- [WORK REQUIRED]: The records below must be copied in full; omit the images.

- [ENTRIES]:

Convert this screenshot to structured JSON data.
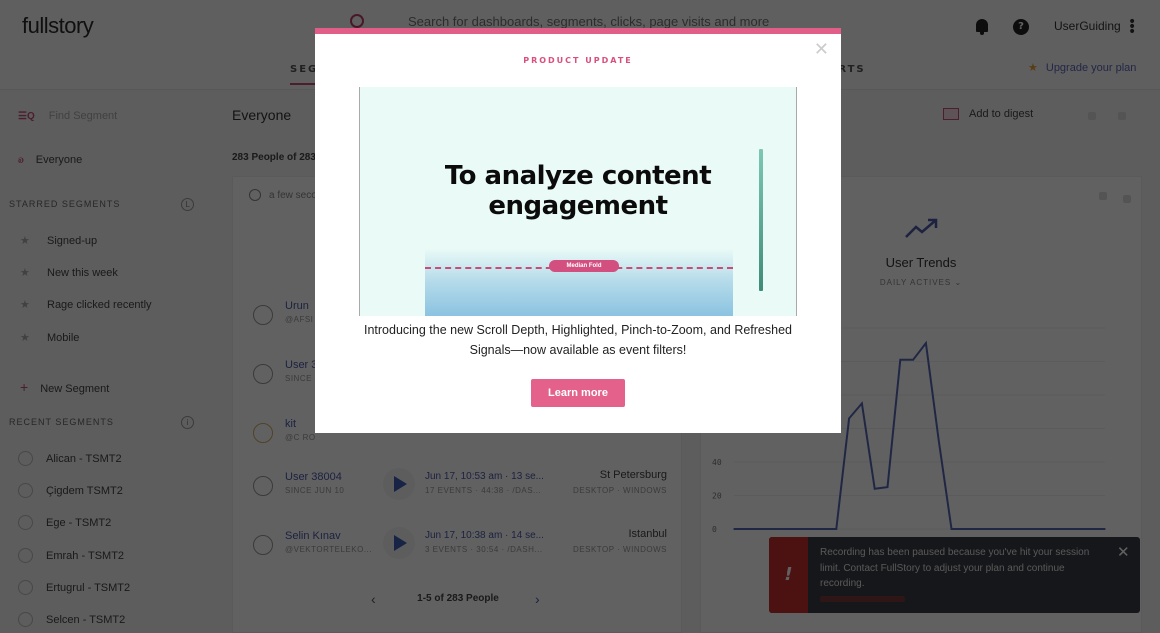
{
  "header": {
    "logo": "fullstory",
    "search_placeholder": "Search for dashboards, segments, clicks, page visits and more",
    "user_name": "UserGuiding",
    "tabs": [
      {
        "label": "SEGMENTS",
        "active": true
      },
      {
        "label": "REPORTS",
        "active": false
      }
    ],
    "upgrade_label": "Upgrade your plan"
  },
  "sidebar": {
    "find_placeholder": "Find Segment",
    "everyone_label": "Everyone",
    "starred_heading": "STARRED SEGMENTS",
    "starred": [
      "Signed-up",
      "New this week",
      "Rage clicked recently",
      "Mobile"
    ],
    "new_segment_label": "New Segment",
    "recent_heading": "RECENT SEGMENTS",
    "recent": [
      "Alican - TSMT2",
      "Çigdem TSMT2",
      "Ege - TSMT2",
      "Emrah - TSMT2",
      "Ertugrul - TSMT2",
      "Selcen - TSMT2"
    ]
  },
  "main": {
    "segment_title": "Everyone",
    "people_count": "283 People of 283",
    "last_updated": "a few seconds ago",
    "rows": [
      {
        "name": "Urun",
        "sub": "@AFSI",
        "time": "",
        "events": "",
        "city": "",
        "device": ""
      },
      {
        "name": "User 3",
        "sub": "SINCE J",
        "time": "",
        "events": "",
        "city": "",
        "device": ""
      },
      {
        "name": "kit",
        "sub": "@C RO",
        "time": "",
        "events": "",
        "city": "",
        "device": ""
      },
      {
        "name": "User 38004",
        "sub": "SINCE JUN 10",
        "time": "Jun 17, 10:53 am · 13 se...",
        "events": "17 EVENTS · 44:38 · /DAS...",
        "city": "St Petersburg",
        "device": "DESKTOP · WINDOWS"
      },
      {
        "name": "Selin Kınav",
        "sub": "@VEKTORTELEKO...",
        "time": "Jun 17, 10:38 am · 14 se...",
        "events": "3 EVENTS · 30:54 · /DASH...",
        "city": "Istanbul",
        "device": "DESKTOP · WINDOWS"
      }
    ],
    "pager_label": "1-5 of 283 People"
  },
  "right": {
    "digest_label": "Add to digest",
    "trend_title": "User Trends",
    "trend_metric": "DAILY ACTIVES"
  },
  "chart_data": {
    "type": "line",
    "title": "User Trends",
    "subtitle": "DAILY ACTIVES",
    "ylabel": "",
    "xlabel": "",
    "y_ticks": [
      0,
      20,
      40
    ],
    "ylim": [
      0,
      120
    ],
    "grid": true,
    "series": [
      {
        "name": "Daily Actives",
        "color": "#5566b5",
        "values": [
          0,
          0,
          0,
          0,
          0,
          0,
          0,
          0,
          0,
          66,
          75,
          24,
          25,
          101,
          101,
          111,
          53,
          0,
          0,
          0,
          0,
          0,
          0,
          0,
          0,
          0,
          0,
          0,
          0,
          0
        ]
      }
    ]
  },
  "notification": {
    "message": "Recording has been paused because you've hit your session limit. Contact FullStory to adjust your plan and continue recording.",
    "icon": "!"
  },
  "modal": {
    "kicker": "PRODUCT UPDATE",
    "hero_title_line1": "To analyze content",
    "hero_title_line2": "engagement",
    "hero_fold_label": "Median Fold",
    "body": "Introducing the new Scroll Depth, Highlighted, Pinch-to-Zoom, and Refreshed Signals—now available as event filters!",
    "cta_label": "Learn more",
    "accent": "#e15e88"
  }
}
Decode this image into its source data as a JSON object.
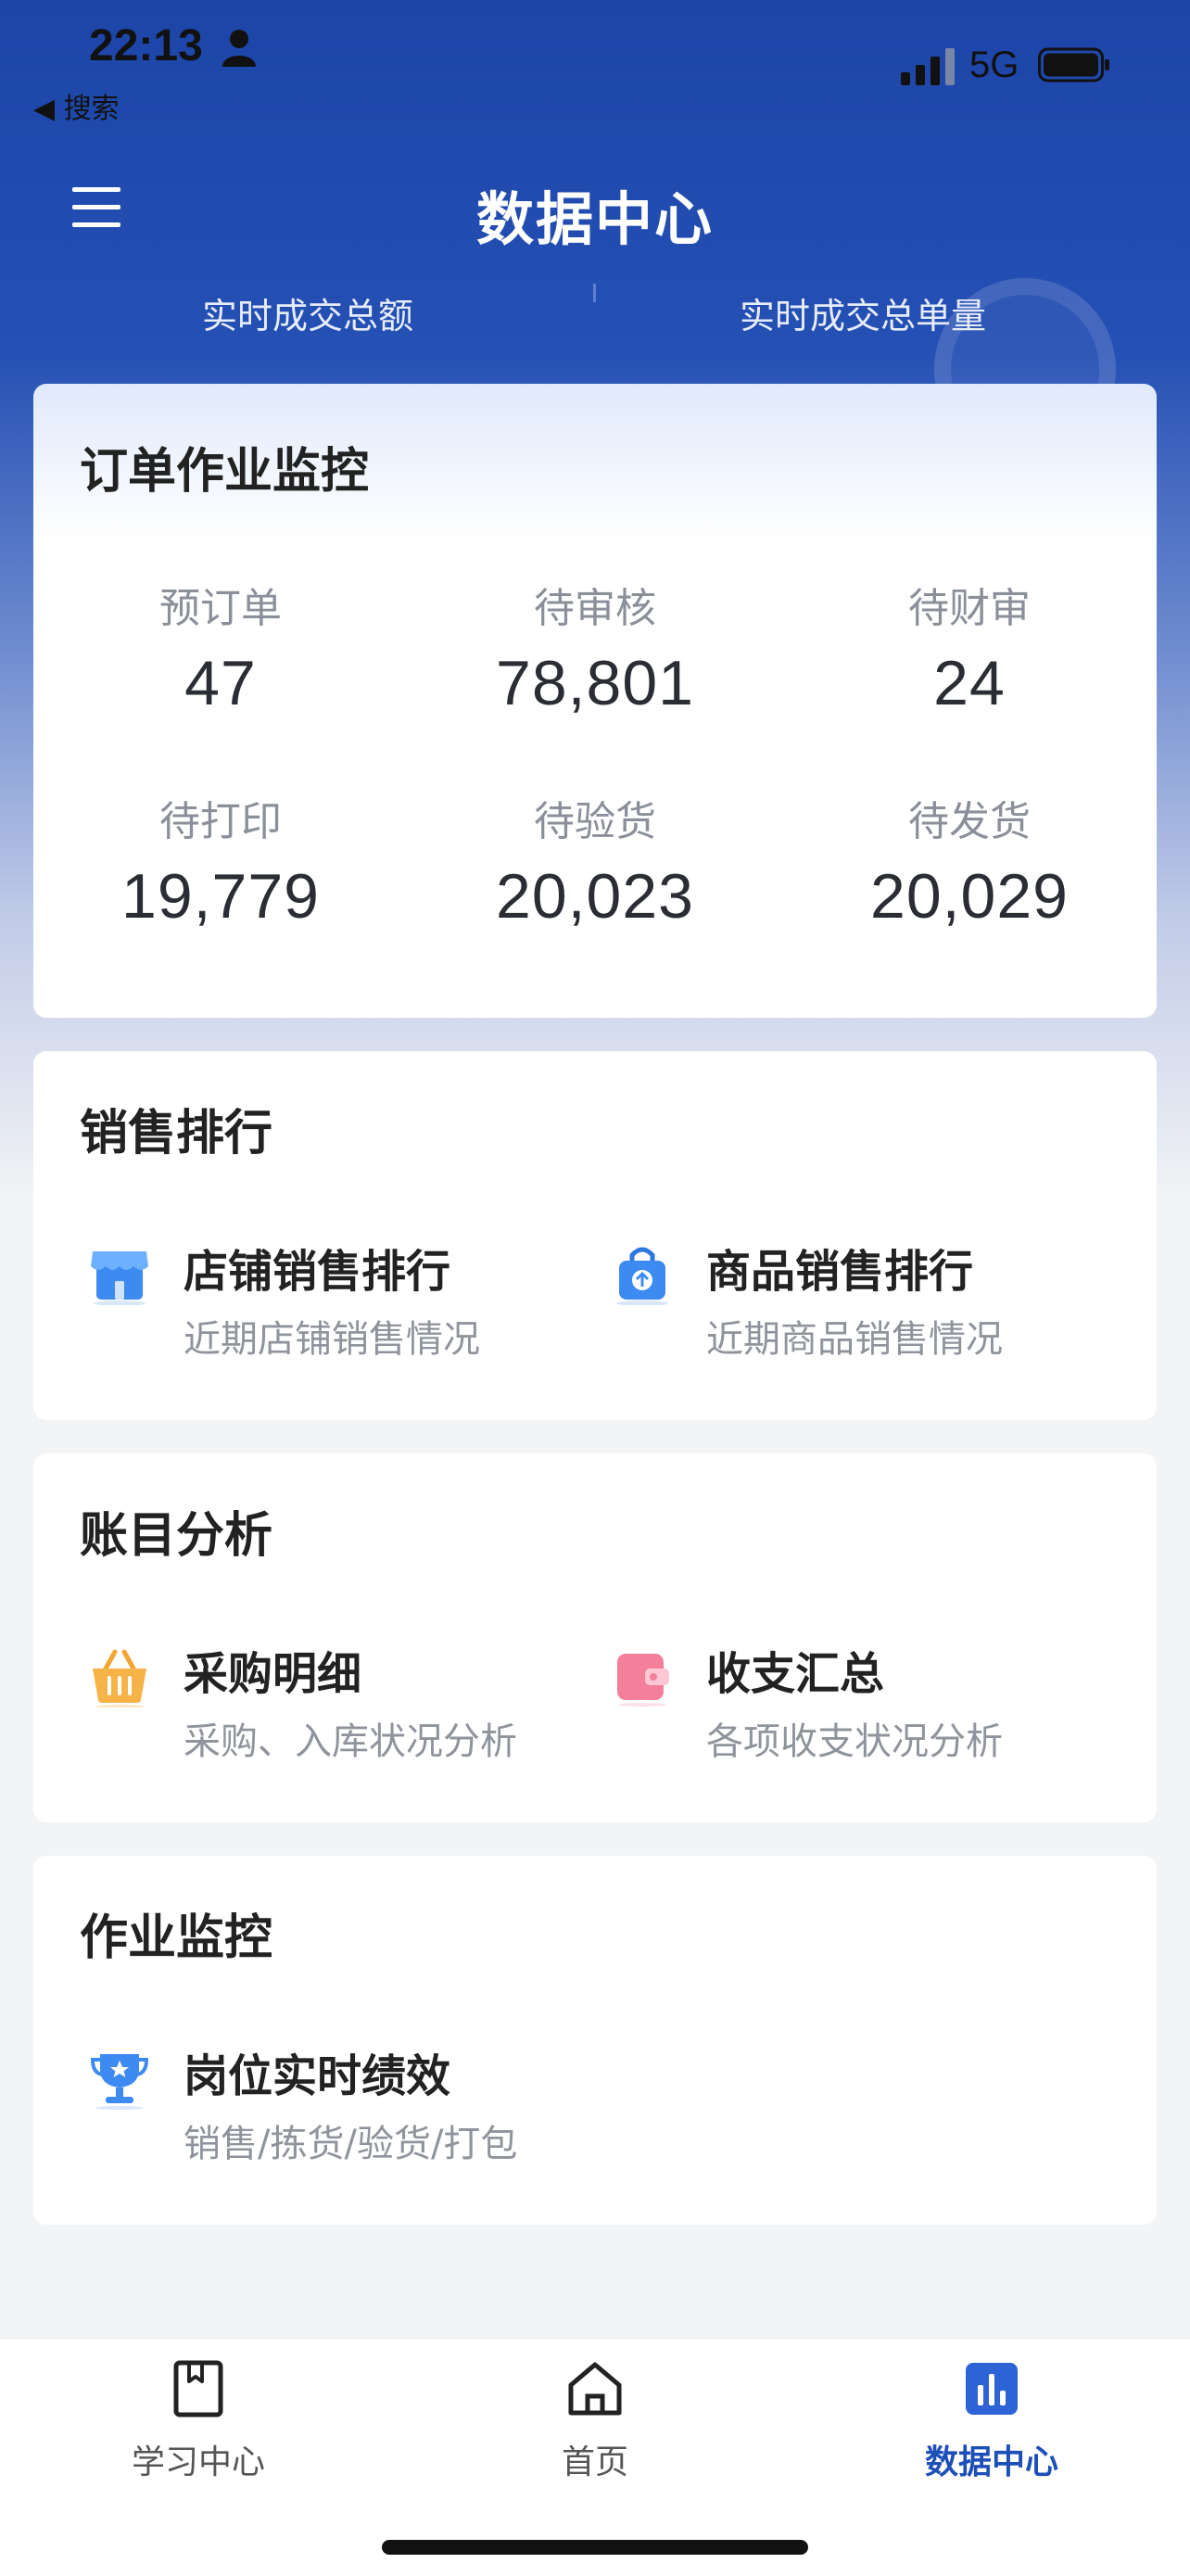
{
  "status_bar": {
    "time": "22:13",
    "back_app": "◀ 搜索",
    "network": "5G"
  },
  "header": {
    "title": "数据中心",
    "tabs": [
      "实时成交总额",
      "实时成交总单量"
    ]
  },
  "order_monitor": {
    "title": "订单作业监控",
    "metrics": [
      {
        "label": "预订单",
        "value": "47"
      },
      {
        "label": "待审核",
        "value": "78,801"
      },
      {
        "label": "待财审",
        "value": "24"
      },
      {
        "label": "待打印",
        "value": "19,779"
      },
      {
        "label": "待验货",
        "value": "20,023"
      },
      {
        "label": "待发货",
        "value": "20,029"
      }
    ]
  },
  "sales_rank": {
    "title": "销售排行",
    "items": [
      {
        "title": "店铺销售排行",
        "subtitle": "近期店铺销售情况",
        "icon": "shop-icon"
      },
      {
        "title": "商品销售排行",
        "subtitle": "近期商品销售情况",
        "icon": "shopping-bag-icon"
      }
    ]
  },
  "account_analysis": {
    "title": "账目分析",
    "items": [
      {
        "title": "采购明细",
        "subtitle": "采购、入库状况分析",
        "icon": "basket-icon"
      },
      {
        "title": "收支汇总",
        "subtitle": "各项收支状况分析",
        "icon": "wallet-icon"
      }
    ]
  },
  "work_monitor": {
    "title": "作业监控",
    "items": [
      {
        "title": "岗位实时绩效",
        "subtitle": "销售/拣货/验货/打包",
        "icon": "trophy-icon"
      }
    ]
  },
  "bottom_nav": {
    "items": [
      {
        "label": "学习中心",
        "icon": "book-icon"
      },
      {
        "label": "首页",
        "icon": "home-icon"
      },
      {
        "label": "数据中心",
        "icon": "bar-chart-icon",
        "active": true
      }
    ]
  },
  "colors": {
    "primary": "#1d4fb8",
    "header_bg": "#2550b4",
    "muted_text": "#8f949c"
  }
}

- [WRITTEN RESPONSE]:
Convert this screenshot to structured JSON data.
{
  "header": {
    "logo": "fullstory",
    "search_placeholder": "Search for dashboards, segments, clicks, page visits and more",
    "user_name": "UserGuiding",
    "tabs": [
      {
        "label": "SEGMENTS",
        "active": true
      },
      {
        "label": "REPORTS",
        "active": false
      }
    ],
    "upgrade_label": "Upgrade your plan"
  },
  "sidebar": {
    "find_placeholder": "Find Segment",
    "everyone_label": "Everyone",
    "starred_heading": "STARRED SEGMENTS",
    "starred": [
      "Signed-up",
      "New this week",
      "Rage clicked recently",
      "Mobile"
    ],
    "new_segment_label": "New Segment",
    "recent_heading": "RECENT SEGMENTS",
    "recent": [
      "Alican - TSMT2",
      "Çigdem TSMT2",
      "Ege - TSMT2",
      "Emrah - TSMT2",
      "Ertugrul - TSMT2",
      "Selcen - TSMT2"
    ]
  },
  "main": {
    "segment_title": "Everyone",
    "people_count": "283 People of 283",
    "last_updated": "a few seconds ago",
    "rows": [
      {
        "name": "Urun",
        "sub": "@AFSI",
        "time": "",
        "events": "",
        "city": "",
        "device": ""
      },
      {
        "name": "User 3",
        "sub": "SINCE J",
        "time": "",
        "events": "",
        "city": "",
        "device": ""
      },
      {
        "name": "kit",
        "sub": "@C RO",
        "time": "",
        "events": "",
        "city": "",
        "device": ""
      },
      {
        "name": "User 38004",
        "sub": "SINCE JUN 10",
        "time": "Jun 17, 10:53 am · 13 se...",
        "events": "17 EVENTS · 44:38 · /DAS...",
        "city": "St Petersburg",
        "device": "DESKTOP · WINDOWS"
      },
      {
        "name": "Selin Kınav",
        "sub": "@VEKTORTELEKO...",
        "time": "Jun 17, 10:38 am · 14 se...",
        "events": "3 EVENTS · 30:54 · /DASH...",
        "city": "Istanbul",
        "device": "DESKTOP · WINDOWS"
      }
    ],
    "pager_label": "1-5 of 283 People"
  },
  "right": {
    "digest_label": "Add to digest",
    "trend_title": "User Trends",
    "trend_metric": "DAILY ACTIVES"
  },
  "chart_data": {
    "type": "line",
    "title": "User Trends",
    "subtitle": "DAILY ACTIVES",
    "ylabel": "",
    "xlabel": "",
    "y_ticks": [
      0,
      20,
      40
    ],
    "ylim": [
      0,
      120
    ],
    "grid": true,
    "series": [
      {
        "name": "Daily Actives",
        "color": "#5566b5",
        "values": [
          0,
          0,
          0,
          0,
          0,
          0,
          0,
          0,
          0,
          66,
          75,
          24,
          25,
          101,
          101,
          111,
          53,
          0,
          0,
          0,
          0,
          0,
          0,
          0,
          0,
          0,
          0,
          0,
          0,
          0
        ]
      }
    ]
  },
  "notification": {
    "message": "Recording has been paused because you've hit your session limit. Contact FullStory to adjust your plan and continue recording.",
    "icon": "!"
  },
  "modal": {
    "kicker": "PRODUCT UPDATE",
    "hero_title_line1": "To analyze content",
    "hero_title_line2": "engagement",
    "hero_fold_label": "Median Fold",
    "body": "Introducing the new Scroll Depth, Highlighted, Pinch-to-Zoom, and Refreshed Signals—now available as event filters!",
    "cta_label": "Learn more",
    "accent": "#e15e88"
  }
}
Decode this image into its source data as a JSON object.
{
  "status_bar": {
    "time": "22:13",
    "back_app": "◀ 搜索",
    "network": "5G"
  },
  "header": {
    "title": "数据中心",
    "tabs": [
      "实时成交总额",
      "实时成交总单量"
    ]
  },
  "order_monitor": {
    "title": "订单作业监控",
    "metrics": [
      {
        "label": "预订单",
        "value": "47"
      },
      {
        "label": "待审核",
        "value": "78,801"
      },
      {
        "label": "待财审",
        "value": "24"
      },
      {
        "label": "待打印",
        "value": "19,779"
      },
      {
        "label": "待验货",
        "value": "20,023"
      },
      {
        "label": "待发货",
        "value": "20,029"
      }
    ]
  },
  "sales_rank": {
    "title": "销售排行",
    "items": [
      {
        "title": "店铺销售排行",
        "subtitle": "近期店铺销售情况",
        "icon": "shop-icon"
      },
      {
        "title": "商品销售排行",
        "subtitle": "近期商品销售情况",
        "icon": "shopping-bag-icon"
      }
    ]
  },
  "account_analysis": {
    "title": "账目分析",
    "items": [
      {
        "title": "采购明细",
        "subtitle": "采购、入库状况分析",
        "icon": "basket-icon"
      },
      {
        "title": "收支汇总",
        "subtitle": "各项收支状况分析",
        "icon": "wallet-icon"
      }
    ]
  },
  "work_monitor": {
    "title": "作业监控",
    "items": [
      {
        "title": "岗位实时绩效",
        "subtitle": "销售/拣货/验货/打包",
        "icon": "trophy-icon"
      }
    ]
  },
  "bottom_nav": {
    "items": [
      {
        "label": "学习中心",
        "icon": "book-icon"
      },
      {
        "label": "首页",
        "icon": "home-icon"
      },
      {
        "label": "数据中心",
        "icon": "bar-chart-icon",
        "active": true
      }
    ]
  },
  "colors": {
    "primary": "#1d4fb8",
    "header_bg": "#2550b4",
    "muted_text": "#8f949c"
  }
}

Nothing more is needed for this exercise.